Entries shown
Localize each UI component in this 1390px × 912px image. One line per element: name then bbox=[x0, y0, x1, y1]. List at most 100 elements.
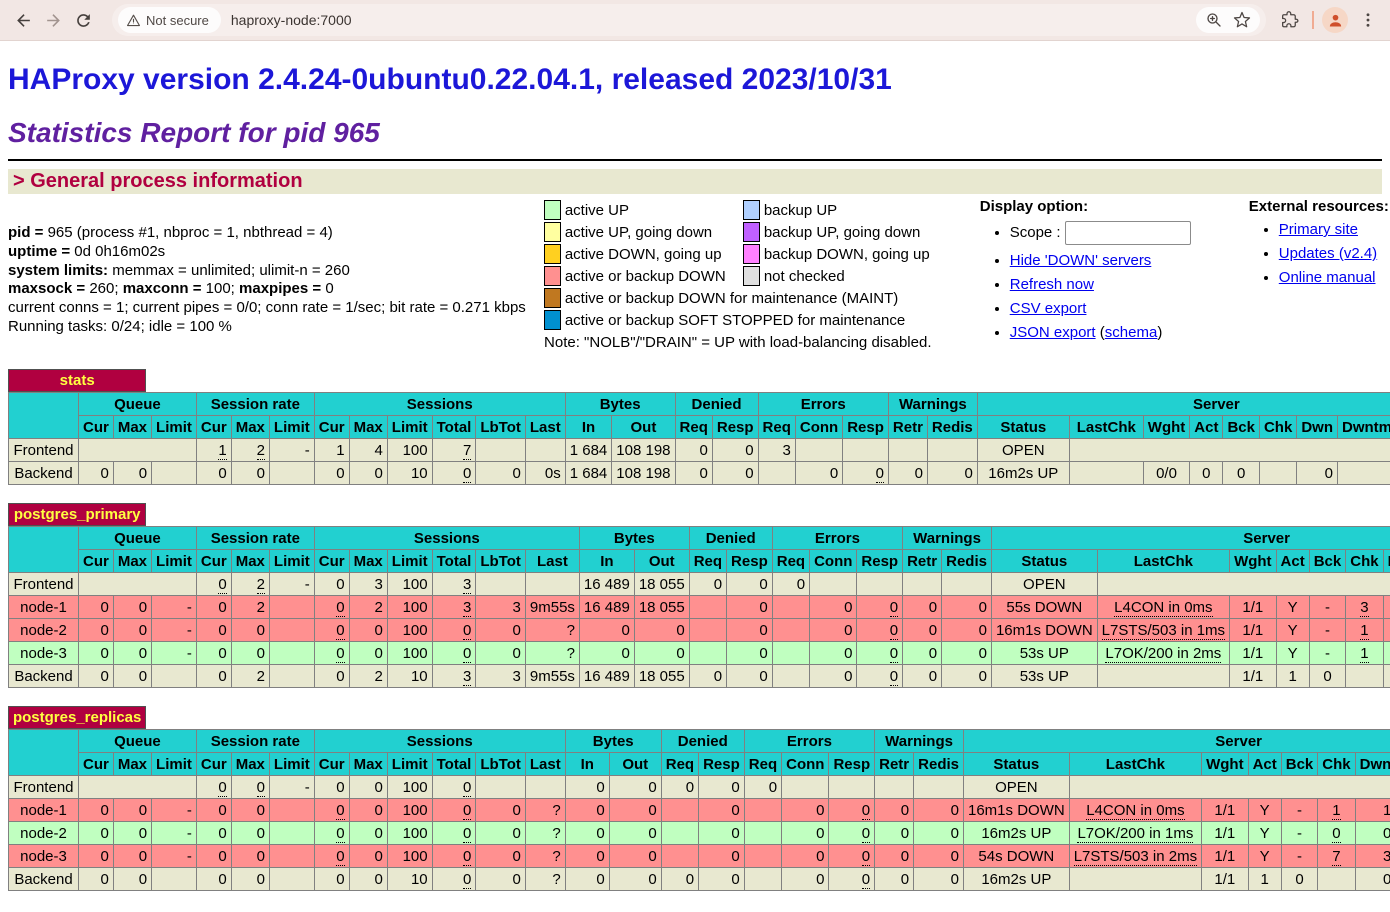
tooltip-value: 0 bbox=[336, 599, 344, 617]
bck-cell: - bbox=[1281, 799, 1318, 822]
address-bar[interactable]: Not secure haproxy-node:7000 bbox=[112, 4, 1266, 36]
queue-limit-cell bbox=[152, 462, 197, 485]
rate-max-cell: 0 bbox=[231, 642, 269, 665]
status-cell: 16m1s DOWN bbox=[964, 799, 1070, 822]
schema-link[interactable]: schema bbox=[1105, 324, 1158, 341]
bytes-out-cell: 18 055 bbox=[634, 573, 689, 596]
url-text[interactable]: haproxy-node:7000 bbox=[231, 12, 1196, 28]
group-header: Bytes bbox=[565, 730, 661, 753]
process-info: pid = 965 (process #1, nbproc = 1, nbthr… bbox=[8, 224, 526, 337]
bytes-in-cell: 0 bbox=[579, 642, 634, 665]
act-cell: Y bbox=[1248, 822, 1281, 845]
extensions-button[interactable] bbox=[1276, 6, 1304, 34]
proxy-name-link[interactable]: stats bbox=[60, 372, 95, 389]
rate-limit-cell bbox=[269, 665, 314, 688]
rate-cur-cell: 0 bbox=[196, 619, 231, 642]
col-header-chk: Chk bbox=[1259, 416, 1296, 439]
legend-label: active UP bbox=[563, 200, 741, 220]
tooltip-value: 1 bbox=[218, 442, 226, 460]
tooltip-value: 2 bbox=[257, 576, 265, 594]
sess-limit-cell: 100 bbox=[387, 799, 432, 822]
warnings-retr-cell bbox=[875, 776, 914, 799]
security-chip[interactable]: Not secure bbox=[118, 7, 221, 33]
display-option-item: Hide 'DOWN' servers bbox=[1010, 252, 1191, 269]
warnings-retr-cell bbox=[888, 439, 927, 462]
haproxy-home-link[interactable]: HAProxy version 2.4.24-0ubuntu0.22.04.1,… bbox=[8, 63, 892, 96]
denied-resp-cell: 0 bbox=[712, 462, 758, 485]
sess-max-cell: 2 bbox=[349, 596, 387, 619]
col-header-act: Act bbox=[1248, 753, 1281, 776]
external-resource-link-2[interactable]: Online manual bbox=[1279, 269, 1376, 286]
group-header: Server bbox=[964, 730, 1390, 753]
queue-cur-cell: 0 bbox=[79, 822, 114, 845]
proxy-name-link[interactable]: postgres_replicas bbox=[13, 709, 141, 726]
warnings-retr-cell: 0 bbox=[903, 642, 942, 665]
process-info-line: uptime = 0d 0h16m02s bbox=[8, 243, 526, 262]
menu-button[interactable] bbox=[1354, 6, 1382, 34]
rate-cur-cell: 0 bbox=[196, 822, 231, 845]
errors-req-cell bbox=[772, 665, 809, 688]
display-option-link-1[interactable]: Refresh now bbox=[1010, 276, 1094, 293]
tooltip-value: 0 bbox=[463, 825, 471, 843]
external-resource-link-1[interactable]: Updates (v2.4) bbox=[1279, 245, 1377, 262]
reload-button[interactable] bbox=[68, 5, 98, 35]
col-header-denied-req: Req bbox=[675, 416, 712, 439]
external-resource-link-0[interactable]: Primary site bbox=[1279, 221, 1358, 238]
col-header-queue-max: Max bbox=[113, 416, 151, 439]
errors-resp-cell: 0 bbox=[857, 619, 903, 642]
json-export-link[interactable]: JSON export bbox=[1010, 324, 1096, 341]
rate-limit-cell bbox=[269, 642, 314, 665]
queue-limit-cell: - bbox=[152, 822, 197, 845]
display-option-link-0[interactable]: Hide 'DOWN' servers bbox=[1010, 252, 1152, 269]
status-cell: 53s UP bbox=[991, 642, 1097, 665]
bytes-in-cell: 16 489 bbox=[579, 665, 634, 688]
col-header-errors-conn: Conn bbox=[810, 550, 857, 573]
display-option-link-2[interactable]: CSV export bbox=[1010, 300, 1087, 317]
legend-label: backup UP, going down bbox=[762, 222, 932, 242]
zoom-button[interactable] bbox=[1200, 6, 1228, 34]
server-empty bbox=[1097, 573, 1390, 596]
sess-cur-cell: 0 bbox=[314, 868, 349, 891]
extensions-puzzle-icon bbox=[1281, 11, 1299, 29]
denied-req-cell: 0 bbox=[675, 439, 712, 462]
legend-color-swatch bbox=[544, 288, 561, 308]
proxy-name-link[interactable]: postgres_primary bbox=[14, 506, 141, 523]
col-header-rate-limit: Limit bbox=[269, 753, 314, 776]
wght-cell: 1/1 bbox=[1230, 619, 1276, 642]
bytes-in-cell: 0 bbox=[565, 799, 609, 822]
errors-resp-cell bbox=[857, 573, 903, 596]
errors-resp-cell bbox=[843, 439, 889, 462]
legend-label: not checked bbox=[762, 266, 932, 286]
warnings-redis-cell bbox=[927, 439, 977, 462]
lbtot-cell: 0 bbox=[476, 822, 526, 845]
back-button[interactable] bbox=[8, 5, 38, 35]
bookmark-button[interactable] bbox=[1228, 6, 1256, 34]
legend: active UPbackup UPactive UP, going downb… bbox=[542, 198, 934, 351]
errors-req-cell bbox=[744, 799, 781, 822]
sess-limit-cell: 10 bbox=[387, 462, 432, 485]
errors-conn-cell: 0 bbox=[810, 665, 857, 688]
scope-input[interactable] bbox=[1065, 221, 1191, 245]
rate-limit-cell bbox=[269, 845, 314, 868]
corner-header bbox=[9, 730, 79, 776]
errors-resp-cell: 0 bbox=[857, 596, 903, 619]
tooltip-value: 0 bbox=[463, 465, 471, 483]
lbtot-cell: 0 bbox=[476, 462, 526, 485]
tooltip-value: L7OK/200 in 2ms bbox=[1105, 645, 1221, 663]
warnings-redis-cell: 0 bbox=[914, 822, 964, 845]
warnings-redis-cell: 0 bbox=[942, 665, 992, 688]
lbtot-cell bbox=[476, 439, 526, 462]
errors-req-cell bbox=[772, 619, 809, 642]
col-header-sess-cur: Cur bbox=[314, 416, 349, 439]
lastchk-cell: L4CON in 0ms bbox=[1097, 596, 1229, 619]
col-header-bck: Bck bbox=[1223, 416, 1260, 439]
last-cell bbox=[525, 439, 565, 462]
table-row-backend: Backend00020210339m55s16 48918 055000000… bbox=[9, 665, 1390, 688]
status-cell: 16m2s UP bbox=[977, 462, 1069, 485]
forward-button[interactable] bbox=[38, 5, 68, 35]
table-row-node-3: node-300-000010000?000000054s DOWNL7STS/… bbox=[9, 845, 1390, 868]
queue-limit-cell bbox=[152, 868, 197, 891]
lastchk-cell: L4CON in 0ms bbox=[1069, 799, 1201, 822]
profile-button[interactable] bbox=[1322, 7, 1348, 33]
wght-cell: 1/1 bbox=[1230, 665, 1276, 688]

What you are asked to do
Can you reproduce the items above verbatim, line by line, omitting the picture?

Response
Localize each UI component in this 1390px × 912px image. One line per element: name then bbox=[x0, y0, x1, y1]. List at most 100 elements.
tooltip-value: 0 bbox=[336, 599, 344, 617]
bck-cell: - bbox=[1281, 799, 1318, 822]
address-bar[interactable]: Not secure haproxy-node:7000 bbox=[112, 4, 1266, 36]
queue-limit-cell bbox=[152, 462, 197, 485]
rate-max-cell: 0 bbox=[231, 642, 269, 665]
status-cell: 16m1s DOWN bbox=[964, 799, 1070, 822]
schema-link[interactable]: schema bbox=[1105, 324, 1158, 341]
bytes-out-cell: 18 055 bbox=[634, 573, 689, 596]
url-text[interactable]: haproxy-node:7000 bbox=[231, 12, 1196, 28]
group-header: Bytes bbox=[565, 730, 661, 753]
process-info: pid = 965 (process #1, nbproc = 1, nbthr… bbox=[8, 224, 526, 337]
bytes-in-cell: 0 bbox=[579, 642, 634, 665]
act-cell: Y bbox=[1248, 822, 1281, 845]
extensions-button[interactable] bbox=[1276, 6, 1304, 34]
proxy-name-link[interactable]: stats bbox=[60, 372, 95, 389]
rate-limit-cell bbox=[269, 665, 314, 688]
rate-cur-cell: 0 bbox=[196, 619, 231, 642]
col-header-chk: Chk bbox=[1259, 416, 1296, 439]
legend-label: active UP bbox=[563, 200, 741, 220]
tooltip-value: 1 bbox=[218, 442, 226, 460]
tooltip-value: 2 bbox=[257, 576, 265, 594]
sess-limit-cell: 100 bbox=[387, 799, 432, 822]
warnings-retr-cell bbox=[875, 776, 914, 799]
security-chip[interactable]: Not secure bbox=[118, 7, 221, 33]
display-option-item: Hide 'DOWN' servers bbox=[1010, 252, 1191, 269]
warnings-retr-cell bbox=[888, 439, 927, 462]
haproxy-home-link[interactable]: HAProxy version 2.4.24-0ubuntu0.22.04.1,… bbox=[8, 63, 892, 96]
denied-resp-cell: 0 bbox=[712, 462, 758, 485]
sess-max-cell: 2 bbox=[349, 596, 387, 619]
col-header-act: Act bbox=[1248, 753, 1281, 776]
external-resource-link-2[interactable]: Online manual bbox=[1279, 269, 1376, 286]
group-header: Server bbox=[964, 730, 1390, 753]
queue-cur-cell: 0 bbox=[79, 822, 114, 845]
proxy-name-link[interactable]: postgres_replicas bbox=[13, 709, 141, 726]
warnings-retr-cell: 0 bbox=[903, 642, 942, 665]
process-info-line: uptime = 0d 0h16m02s bbox=[8, 243, 526, 262]
menu-button[interactable] bbox=[1354, 6, 1382, 34]
rate-cur-cell: 0 bbox=[196, 822, 231, 845]
errors-req-cell bbox=[772, 665, 809, 688]
display-option-link-1[interactable]: Refresh now bbox=[1010, 276, 1094, 293]
tooltip-value: 0 bbox=[463, 825, 471, 843]
external-resource-link-1[interactable]: Updates (v2.4) bbox=[1279, 245, 1377, 262]
reload-button[interactable] bbox=[68, 5, 98, 35]
col-header-denied-req: Req bbox=[675, 416, 712, 439]
external-resource-link-0[interactable]: Primary site bbox=[1279, 221, 1358, 238]
col-header-queue-max: Max bbox=[113, 416, 151, 439]
errors-resp-cell: 0 bbox=[857, 619, 903, 642]
json-export-link[interactable]: JSON export bbox=[1010, 324, 1096, 341]
rate-limit-cell bbox=[269, 642, 314, 665]
queue-limit-cell: - bbox=[152, 822, 197, 845]
display-option-link-0[interactable]: Hide 'DOWN' servers bbox=[1010, 252, 1152, 269]
status-cell: 53s UP bbox=[991, 642, 1097, 665]
bytes-in-cell: 16 489 bbox=[579, 665, 634, 688]
col-header-errors-conn: Conn bbox=[810, 550, 857, 573]
display-option-link-2[interactable]: CSV export bbox=[1010, 300, 1087, 317]
legend-label: backup UP, going down bbox=[762, 222, 932, 242]
zoom-button[interactable] bbox=[1200, 6, 1228, 34]
server-empty bbox=[1097, 573, 1390, 596]
sess-cur-cell: 0 bbox=[314, 868, 349, 891]
extensions-puzzle-icon bbox=[1281, 11, 1299, 29]
denied-req-cell: 0 bbox=[675, 439, 712, 462]
legend-color-swatch bbox=[544, 288, 561, 308]
proxy-name-link[interactable]: postgres_primary bbox=[14, 506, 141, 523]
col-header-rate-limit: Limit bbox=[269, 753, 314, 776]
wght-cell: 1/1 bbox=[1230, 619, 1276, 642]
bytes-in-cell: 0 bbox=[565, 799, 609, 822]
errors-resp-cell bbox=[857, 573, 903, 596]
errors-resp-cell bbox=[843, 439, 889, 462]
legend-label: not checked bbox=[762, 266, 932, 286]
warnings-redis-cell bbox=[927, 439, 977, 462]
lbtot-cell: 0 bbox=[476, 822, 526, 845]
back-button[interactable] bbox=[8, 5, 38, 35]
bookmark-button[interactable] bbox=[1228, 6, 1256, 34]
legend: active UPbackup UPactive UP, going downb… bbox=[542, 198, 934, 351]
errors-req-cell bbox=[744, 799, 781, 822]
sess-limit-cell: 10 bbox=[387, 462, 432, 485]
errors-conn-cell: 0 bbox=[810, 665, 857, 688]
scope-input[interactable] bbox=[1065, 221, 1191, 245]
rate-limit-cell bbox=[269, 845, 314, 868]
corner-header bbox=[9, 730, 79, 776]
errors-resp-cell: 0 bbox=[857, 596, 903, 619]
tooltip-value: 0 bbox=[463, 465, 471, 483]
lbtot-cell: 0 bbox=[476, 462, 526, 485]
tooltip-value: L7OK/200 in 2ms bbox=[1105, 645, 1221, 663]
warnings-redis-cell: 0 bbox=[914, 822, 964, 845]
warnings-redis-cell: 0 bbox=[942, 665, 992, 688]
lbtot-cell bbox=[476, 439, 526, 462]
errors-req-cell bbox=[772, 619, 809, 642]
col-header-sess-cur: Cur bbox=[314, 416, 349, 439]
lastchk-cell: L4CON in 0ms bbox=[1097, 596, 1229, 619]
col-header-bck: Bck bbox=[1223, 416, 1260, 439]
last-cell bbox=[525, 439, 565, 462]
table-row-backend: Backend00020210339m55s16 48918 055000000… bbox=[9, 665, 1390, 688]
status-cell: 16m2s UP bbox=[977, 462, 1069, 485]
forward-button[interactable] bbox=[38, 5, 68, 35]
table-row-node-3: node-300-000010000?000000054s DOWNL7STS/… bbox=[9, 845, 1390, 868]
queue-limit-cell bbox=[152, 868, 197, 891]
lastchk-cell: L4CON in 0ms bbox=[1069, 799, 1201, 822]
profile-button[interactable] bbox=[1322, 7, 1348, 33]
wght-cell: 1/1 bbox=[1230, 665, 1276, 688]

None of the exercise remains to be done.